▶ _What to work on_
The data must be written out once more, precisely as given.

▶ _Dataset extract_
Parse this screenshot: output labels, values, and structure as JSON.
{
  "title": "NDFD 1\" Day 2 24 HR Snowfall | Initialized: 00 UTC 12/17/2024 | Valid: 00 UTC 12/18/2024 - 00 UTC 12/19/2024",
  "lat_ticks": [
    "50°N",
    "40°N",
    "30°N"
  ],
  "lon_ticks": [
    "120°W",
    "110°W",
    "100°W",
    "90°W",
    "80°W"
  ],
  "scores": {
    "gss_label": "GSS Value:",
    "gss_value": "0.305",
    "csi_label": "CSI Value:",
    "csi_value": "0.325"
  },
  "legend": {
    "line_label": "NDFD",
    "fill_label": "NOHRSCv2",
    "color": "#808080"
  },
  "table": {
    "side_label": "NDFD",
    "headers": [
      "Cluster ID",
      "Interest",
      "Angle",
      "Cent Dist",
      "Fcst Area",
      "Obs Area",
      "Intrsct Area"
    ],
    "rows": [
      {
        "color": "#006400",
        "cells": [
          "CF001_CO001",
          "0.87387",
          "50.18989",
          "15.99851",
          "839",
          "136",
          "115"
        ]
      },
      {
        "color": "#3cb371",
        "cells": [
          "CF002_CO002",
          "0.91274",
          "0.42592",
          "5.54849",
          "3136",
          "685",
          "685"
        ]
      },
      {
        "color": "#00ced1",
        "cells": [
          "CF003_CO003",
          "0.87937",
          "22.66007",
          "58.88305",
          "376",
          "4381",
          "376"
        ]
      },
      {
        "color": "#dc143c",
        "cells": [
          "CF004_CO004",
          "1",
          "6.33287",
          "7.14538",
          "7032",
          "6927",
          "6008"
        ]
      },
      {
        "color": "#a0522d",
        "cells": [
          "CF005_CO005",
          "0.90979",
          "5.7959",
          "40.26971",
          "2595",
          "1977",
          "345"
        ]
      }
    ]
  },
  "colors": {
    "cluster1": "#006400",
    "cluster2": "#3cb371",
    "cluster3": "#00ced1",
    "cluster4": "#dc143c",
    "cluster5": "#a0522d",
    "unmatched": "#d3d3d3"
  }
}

▶ _Solution to this task_
Parse this screenshot: output labels, values, and structure as JSON.
{
  "title": "NDFD 1\" Day 2 24 HR Snowfall | Initialized: 00 UTC 12/17/2024 | Valid: 00 UTC 12/18/2024 - 00 UTC 12/19/2024",
  "lat_ticks": [
    "50°N",
    "40°N",
    "30°N"
  ],
  "lon_ticks": [
    "120°W",
    "110°W",
    "100°W",
    "90°W",
    "80°W"
  ],
  "scores": {
    "gss_label": "GSS Value:",
    "gss_value": "0.305",
    "csi_label": "CSI Value:",
    "csi_value": "0.325"
  },
  "legend": {
    "line_label": "NDFD",
    "fill_label": "NOHRSCv2",
    "color": "#808080"
  },
  "table": {
    "side_label": "NDFD",
    "headers": [
      "Cluster ID",
      "Interest",
      "Angle",
      "Cent Dist",
      "Fcst Area",
      "Obs Area",
      "Intrsct Area"
    ],
    "rows": [
      {
        "color": "#006400",
        "cells": [
          "CF001_CO001",
          "0.87387",
          "50.18989",
          "15.99851",
          "839",
          "136",
          "115"
        ]
      },
      {
        "color": "#3cb371",
        "cells": [
          "CF002_CO002",
          "0.91274",
          "0.42592",
          "5.54849",
          "3136",
          "685",
          "685"
        ]
      },
      {
        "color": "#00ced1",
        "cells": [
          "CF003_CO003",
          "0.87937",
          "22.66007",
          "58.88305",
          "376",
          "4381",
          "376"
        ]
      },
      {
        "color": "#dc143c",
        "cells": [
          "CF004_CO004",
          "1",
          "6.33287",
          "7.14538",
          "7032",
          "6927",
          "6008"
        ]
      },
      {
        "color": "#a0522d",
        "cells": [
          "CF005_CO005",
          "0.90979",
          "5.7959",
          "40.26971",
          "2595",
          "1977",
          "345"
        ]
      }
    ]
  },
  "colors": {
    "cluster1": "#006400",
    "cluster2": "#3cb371",
    "cluster3": "#00ced1",
    "cluster4": "#dc143c",
    "cluster5": "#a0522d",
    "unmatched": "#d3d3d3"
  }
}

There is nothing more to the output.